**QUOTED TEXT**

______

RunMat Lexer

This crate tokenizes MATLAB/Octave source code into a stream of tokens for the parser. It uses the logos library to define a fast, zero-copy DFA with a small amount of context via LexerExtras to handle MATLAB-specific ambiguities.

Design goals

  • Correct tokenization for the full MATLAB language surface
  • Minimal, explicit state for disambiguation (apostrophe transpose vs string, section markers, etc.)
  • Compatibility with the rest of the toolchain (parser, HIR, interpreter, JIT)
  • Predictable tokens: avoid over-encoding semantics at the lexing stage

Context-aware lexing

We track two pieces of context in LexerExtras:

  • last_was_value: bool — true if the previous emitted token forms a value. Used to disambiguate ' as transpose vs string start.
  • line_start: bool — true if we are at the beginning of a logical line. Used for %% section markers.

Tokens overview

  • Keywords: function if elseif else for while break continue return end
  • Additional keywords: switch case otherwise try catch global persistent true false
  • OOP keywords: classdef properties methods events enumeration arguments
  • Import: import
  • Identifiers: [A-Za-z_][A-Za-z0-9_]*
  • Numbers: integers and floats with optional exponents
  • Strings:
    • Single-quoted character arrays: '...' with doubled quotes '' inside
    • Double-quoted string scalars: "..." with doubled quotes "" inside
  • Operators and punctuation:
    • Arithmetic: + - * / \ ^
    • Element-wise: .* ./ .\ .^
    • Relational: == ~= < <= > >=
    • Logical: && || & | ~
    • Transpose: ' (contextual)

______

**ENTRIES PROVIDED**
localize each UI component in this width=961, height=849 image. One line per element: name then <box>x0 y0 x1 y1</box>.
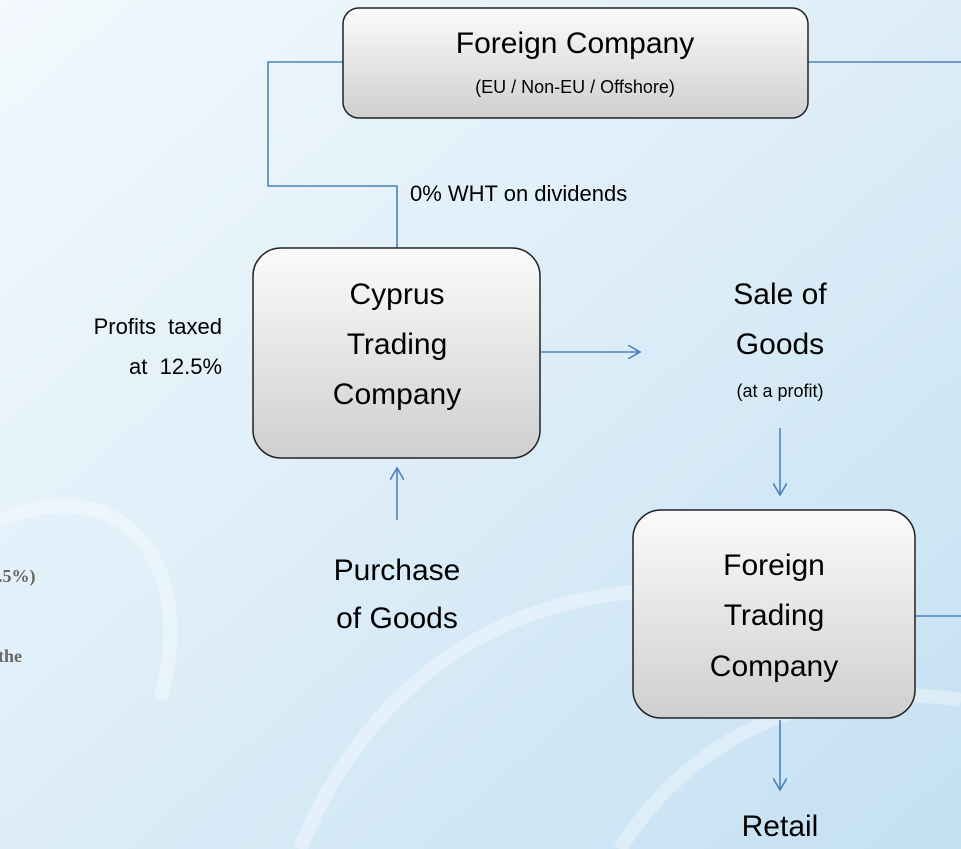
node-box <box>632 509 916 719</box>
sale-note: Goods <box>736 328 824 361</box>
node-label: Company <box>333 378 461 411</box>
cut-text: the <box>0 646 22 666</box>
node-label: Cyprus <box>349 278 444 311</box>
sale-note: Sale of <box>733 278 827 311</box>
node-label: Trading <box>724 599 825 632</box>
node-sublabel: (EU / Non-EU / Offshore) <box>475 77 675 97</box>
cut-text: .5%) <box>0 566 36 587</box>
node-label: Trading <box>347 328 448 361</box>
node-label: Foreign <box>723 549 825 582</box>
dividend-note: 0% WHT on dividends <box>410 181 627 206</box>
node-box <box>342 7 809 119</box>
purchase-note: Purchase <box>334 554 461 587</box>
retail-note: Retail <box>742 810 819 843</box>
node-box <box>252 247 541 459</box>
profit-note: at 12.5% <box>129 354 222 379</box>
node-label: Foreign Company <box>456 27 694 60</box>
node-label: Company <box>710 650 838 683</box>
profit-note: Profits taxed <box>94 314 222 339</box>
connector <box>267 61 398 248</box>
purchase-note: of Goods <box>336 602 458 635</box>
sale-note: (at a profit) <box>736 381 823 401</box>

______

**SET TASK**
Reproduce the part of the RunMat lexer description between "RunMat Lexer" and "HIR, interpreter, JIT)", inclusive. Answer from the lexer description only.

**RIGHT ANSWER**
RunMat Lexer

This crate tokenizes MATLAB/Octave source code into a stream of tokens for the parser. It uses the logos library to define a fast, zero-copy DFA with a small amount of context via LexerExtras to handle MATLAB-specific ambiguities.

Design goals

  • Correct tokenization for the full MATLAB language surface
  • Minimal, explicit state for disambiguation (apostrophe transpose vs string, section markers, etc.)
  • Compatibility with the rest of the toolchain (parser, HIR, interpreter, JIT)